** START ENTRIES PROVIDED **

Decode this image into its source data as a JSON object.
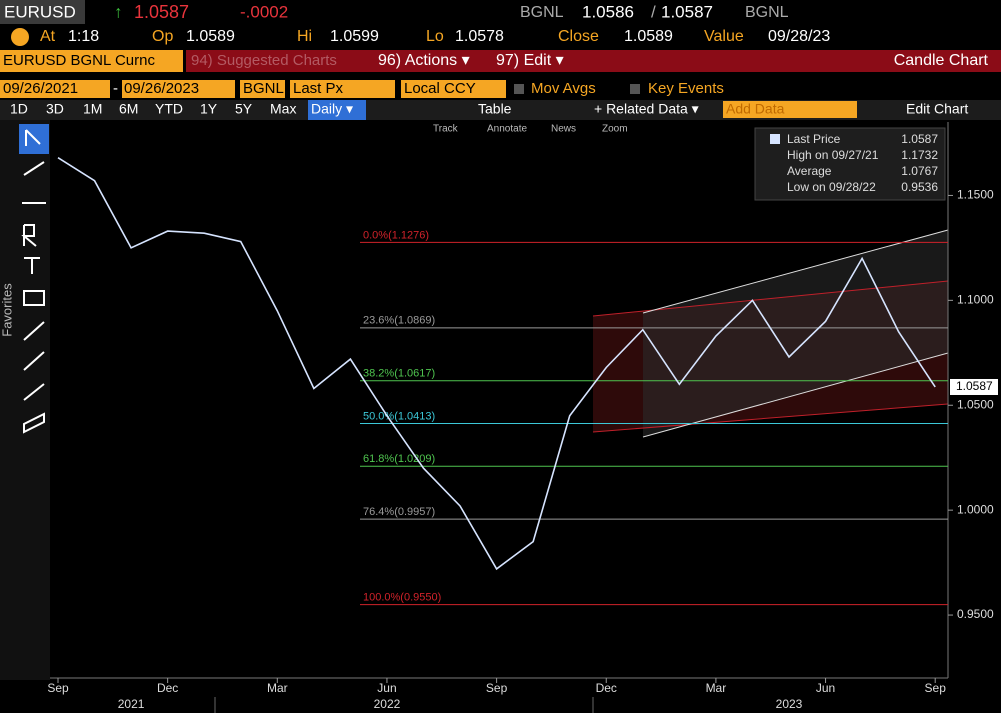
{
  "header": {
    "ticker": "EURUSD",
    "arrow": "↑",
    "price": "1.0587",
    "change": "-.0002",
    "source": "BGNL",
    "bid": "1.0586",
    "slash": "/",
    "ask": "1.0587",
    "source2": "BGNL",
    "at_label": "At",
    "at": "1:18",
    "op_label": "Op",
    "op": "1.0589",
    "hi_label": "Hi",
    "hi": "1.0599",
    "lo_label": "Lo",
    "lo": "1.0578",
    "close_label": "Close",
    "close": "1.0589",
    "value_label": "Value",
    "value": "09/28/23"
  },
  "toolbar": {
    "security": "EURUSD BGNL Curnc",
    "suggested": "94) Suggested Charts",
    "actions": "96) Actions ▾",
    "edit": "97) Edit ▾",
    "chart_kind": "Candle Chart",
    "start_date": "09/26/2021",
    "dash": "-",
    "end_date": "09/26/2023",
    "pricing": "BGNL",
    "field": "Last Px",
    "currency": "Local CCY",
    "mov_avgs": "Mov Avgs",
    "key_events": "Key Events",
    "ranges": [
      "1D",
      "3D",
      "1M",
      "6M",
      "YTD",
      "1Y",
      "5Y",
      "Max"
    ],
    "period": "Daily ▾",
    "table": "Table",
    "related": "+ Related Data ▾",
    "add_data": "Add Data",
    "edit_chart": "Edit Chart",
    "tools": [
      "Track",
      "Annotate",
      "News",
      "Zoom"
    ],
    "favorites": "Favorites"
  },
  "chart_data": {
    "type": "line",
    "x": [
      "2021-09",
      "2021-10",
      "2021-11",
      "2021-12",
      "2022-01",
      "2022-02",
      "2022-03",
      "2022-04",
      "2022-05",
      "2022-06",
      "2022-07",
      "2022-08",
      "2022-09",
      "2022-10",
      "2022-11",
      "2022-12",
      "2023-01",
      "2023-02",
      "2023-03",
      "2023-04",
      "2023-05",
      "2023-06",
      "2023-07",
      "2023-08",
      "2023-09"
    ],
    "series": [
      {
        "name": "Last Price",
        "color": "#d6e4ff",
        "values": [
          1.168,
          1.157,
          1.125,
          1.133,
          1.132,
          1.128,
          1.095,
          1.058,
          1.072,
          1.045,
          1.02,
          1.002,
          0.972,
          0.985,
          1.045,
          1.068,
          1.086,
          1.06,
          1.083,
          1.1,
          1.073,
          1.09,
          1.12,
          1.085,
          1.0587
        ]
      }
    ],
    "ylim": [
      0.92,
      1.185
    ],
    "yticks": [
      {
        "value": 0.95,
        "label": "0.9500"
      },
      {
        "value": 1.0,
        "label": "1.0000"
      },
      {
        "value": 1.05,
        "label": "1.0500"
      },
      {
        "value": 1.1,
        "label": "1.1000"
      },
      {
        "value": 1.15,
        "label": "1.1500"
      }
    ],
    "xticks": [
      {
        "value": "2021-09",
        "label": "Sep"
      },
      {
        "value": "2021-12",
        "label": "Dec"
      },
      {
        "value": "2022-03",
        "label": "Mar"
      },
      {
        "value": "2022-06",
        "label": "Jun"
      },
      {
        "value": "2022-09",
        "label": "Sep"
      },
      {
        "value": "2022-12",
        "label": "Dec"
      },
      {
        "value": "2023-03",
        "label": "Mar"
      },
      {
        "value": "2023-06",
        "label": "Jun"
      },
      {
        "value": "2023-09",
        "label": "Sep"
      }
    ],
    "years": [
      {
        "value": "2021-11",
        "label": "2021"
      },
      {
        "value": "2022-06",
        "label": "2022"
      },
      {
        "value": "2023-05",
        "label": "2023"
      }
    ],
    "levels": [
      {
        "label": "0.0%(1.1276)",
        "value": 1.1276,
        "color": "#d0222a"
      },
      {
        "label": "23.6%(1.0869)",
        "value": 1.0869,
        "color": "#9a9a9a"
      },
      {
        "label": "38.2%(1.0617)",
        "value": 1.0617,
        "color": "#4fc44f"
      },
      {
        "label": "50.0%(1.0413)",
        "value": 1.0413,
        "color": "#3cc8d8"
      },
      {
        "label": "61.8%(1.0209)",
        "value": 1.0209,
        "color": "#4fc44f"
      },
      {
        "label": "76.4%(0.9957)",
        "value": 0.9957,
        "color": "#9a9a9a"
      },
      {
        "label": "100.0%(0.9550)",
        "value": 0.955,
        "color": "#d0222a"
      }
    ],
    "last_value": {
      "value": 1.0587,
      "label": "1.0587"
    },
    "stats": [
      {
        "label": "Last Price",
        "value": "1.0587"
      },
      {
        "label": "High on 09/27/21",
        "value": "1.1732"
      },
      {
        "label": "Average",
        "value": "1.0767"
      },
      {
        "label": "Low on 09/28/22",
        "value": "0.9536"
      }
    ]
  }
}
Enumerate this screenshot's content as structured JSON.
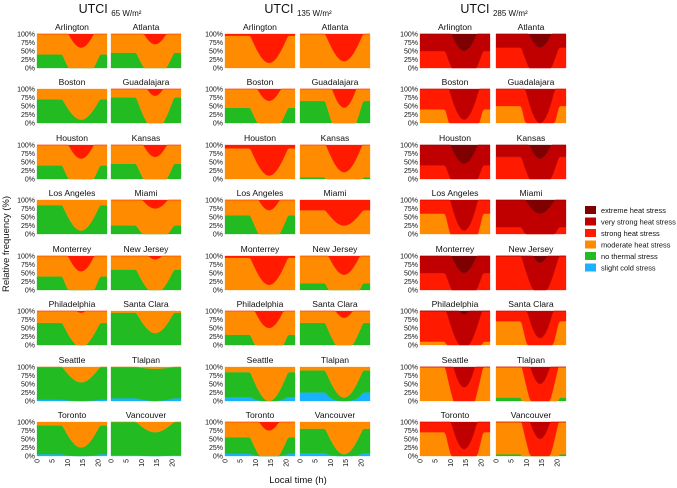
{
  "chart_data": {
    "type": "area",
    "subtype": "stacked-100-percent-small-multiples",
    "ylabel": "Relative frequency (%)",
    "xlabel": "Local time (h)",
    "x_ticks": [
      0,
      5,
      10,
      15,
      20
    ],
    "y_ticks": [
      "100%",
      "75%",
      "50%",
      "25%",
      "0%"
    ],
    "ylim": [
      0,
      100
    ],
    "xlim": [
      0,
      23
    ],
    "legend_position": "right",
    "categories": [
      {
        "key": "extreme",
        "name": "extreme heat stress",
        "color": "#7f0000"
      },
      {
        "key": "very_strong",
        "name": "very strong heat stress",
        "color": "#c00000"
      },
      {
        "key": "strong",
        "name": "strong heat stress",
        "color": "#ff1a00"
      },
      {
        "key": "moderate",
        "name": "moderate heat stress",
        "color": "#ff8c00"
      },
      {
        "key": "none",
        "name": "no thermal stress",
        "color": "#22bb22"
      },
      {
        "key": "cold",
        "name": "slight cold stress",
        "color": "#1ab2ff"
      }
    ],
    "panels": [
      {
        "title": "UTCI",
        "subtitle": "65 W/m²",
        "cities": [
          {
            "name": "Arlington",
            "a": 0.6,
            "b": 1.4,
            "c": 0.9
          },
          {
            "name": "Atlanta",
            "a": 0.55,
            "b": 1.3,
            "c": 0.85
          },
          {
            "name": "Boston",
            "a": 0.3,
            "b": 0.9,
            "c": 0.5
          },
          {
            "name": "Guadalajara",
            "a": 0.25,
            "b": 1.2,
            "c": 0.35
          },
          {
            "name": "Houston",
            "a": 0.6,
            "b": 1.4,
            "c": 0.9
          },
          {
            "name": "Kansas",
            "a": 0.55,
            "b": 1.35,
            "c": 0.85
          },
          {
            "name": "Los Angeles",
            "a": 0.15,
            "b": 0.9,
            "c": 0.4
          },
          {
            "name": "Miami",
            "a": 0.75,
            "b": 1.25,
            "c": 0.9
          },
          {
            "name": "Monterrey",
            "a": 0.6,
            "b": 1.45,
            "c": 0.9
          },
          {
            "name": "New Jersey",
            "a": 0.4,
            "b": 1.1,
            "c": 0.6
          },
          {
            "name": "Philadelphia",
            "a": 0.35,
            "b": 1.05,
            "c": 0.55
          },
          {
            "name": "Santa Clara",
            "a": 0.05,
            "b": 0.65,
            "c": 0.25
          },
          {
            "name": "Seattle",
            "a": 0.0,
            "b": 0.45,
            "c": 0.15,
            "cold": 0.04
          },
          {
            "name": "Tlalpan",
            "a": 0.0,
            "b": 0.05,
            "c": 0.0,
            "cold": 0.08
          },
          {
            "name": "Toronto",
            "a": 0.1,
            "b": 0.75,
            "c": 0.35,
            "cold": 0.06
          },
          {
            "name": "Vancouver",
            "a": 0.0,
            "b": 0.3,
            "c": 0.1,
            "cold": 0.03
          }
        ]
      },
      {
        "title": "UTCI",
        "subtitle": "135 W/m²",
        "cities": [
          {
            "name": "Arlington",
            "a": 1.05,
            "b": 1.85,
            "c": 1.3
          },
          {
            "name": "Atlanta",
            "a": 1.0,
            "b": 1.8,
            "c": 1.25
          },
          {
            "name": "Boston",
            "a": 0.55,
            "b": 1.35,
            "c": 0.8
          },
          {
            "name": "Guadalajara",
            "a": 0.35,
            "b": 1.55,
            "c": 0.5
          },
          {
            "name": "Houston",
            "a": 1.1,
            "b": 1.9,
            "c": 1.35
          },
          {
            "name": "Kansas",
            "a": 0.95,
            "b": 1.8,
            "c": 1.25
          },
          {
            "name": "Los Angeles",
            "a": 0.45,
            "b": 1.3,
            "c": 0.7
          },
          {
            "name": "Miami",
            "a": 1.3,
            "b": 1.75,
            "c": 1.45
          },
          {
            "name": "Monterrey",
            "a": 1.05,
            "b": 1.85,
            "c": 1.3
          },
          {
            "name": "New Jersey",
            "a": 0.8,
            "b": 1.55,
            "c": 1.0
          },
          {
            "name": "Philadelphia",
            "a": 0.7,
            "b": 1.5,
            "c": 0.95
          },
          {
            "name": "Santa Clara",
            "a": 0.35,
            "b": 1.2,
            "c": 0.6
          },
          {
            "name": "Seattle",
            "a": 0.15,
            "b": 1.0,
            "c": 0.4,
            "cold": 0.14
          },
          {
            "name": "Tlalpan",
            "a": 0.1,
            "b": 0.9,
            "c": 0.25,
            "cold": 0.28
          },
          {
            "name": "Toronto",
            "a": 0.45,
            "b": 1.25,
            "c": 0.7,
            "cold": 0.12
          },
          {
            "name": "Vancouver",
            "a": 0.2,
            "b": 0.95,
            "c": 0.45,
            "cold": 0.1
          }
        ]
      },
      {
        "title": "UTCI",
        "subtitle": "285 W/m²",
        "cities": [
          {
            "name": "Arlington",
            "a": 2.5,
            "b": 3.5,
            "c": 2.7
          },
          {
            "name": "Atlanta",
            "a": 2.4,
            "b": 3.4,
            "c": 2.6
          },
          {
            "name": "Boston",
            "a": 1.6,
            "b": 2.9,
            "c": 1.9
          },
          {
            "name": "Guadalajara",
            "a": 1.5,
            "b": 3.0,
            "c": 1.7
          },
          {
            "name": "Houston",
            "a": 2.6,
            "b": 3.55,
            "c": 2.8
          },
          {
            "name": "Kansas",
            "a": 2.35,
            "b": 3.4,
            "c": 2.6
          },
          {
            "name": "Los Angeles",
            "a": 1.4,
            "b": 2.9,
            "c": 1.7
          },
          {
            "name": "Miami",
            "a": 2.8,
            "b": 3.4,
            "c": 2.95
          },
          {
            "name": "Monterrey",
            "a": 2.5,
            "b": 3.5,
            "c": 2.7
          },
          {
            "name": "New Jersey",
            "a": 2.0,
            "b": 3.2,
            "c": 2.3
          },
          {
            "name": "Philadelphia",
            "a": 1.9,
            "b": 3.1,
            "c": 2.2
          },
          {
            "name": "Santa Clara",
            "a": 1.3,
            "b": 2.8,
            "c": 1.6
          },
          {
            "name": "Seattle",
            "a": 1.0,
            "b": 2.6,
            "c": 1.4
          },
          {
            "name": "Tlalpan",
            "a": 0.9,
            "b": 2.5,
            "c": 1.2
          },
          {
            "name": "Toronto",
            "a": 1.3,
            "b": 2.8,
            "c": 1.6
          },
          {
            "name": "Vancouver",
            "a": 0.95,
            "b": 2.5,
            "c": 1.3
          }
        ]
      }
    ]
  }
}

** END ENTRIES PROVIDED **

TASK REQUIREMENTS>
Of the lines in the material above, state how many contain the string "extreme"; give no other text.

OUTPUT FOR THIS EXERCISE>
2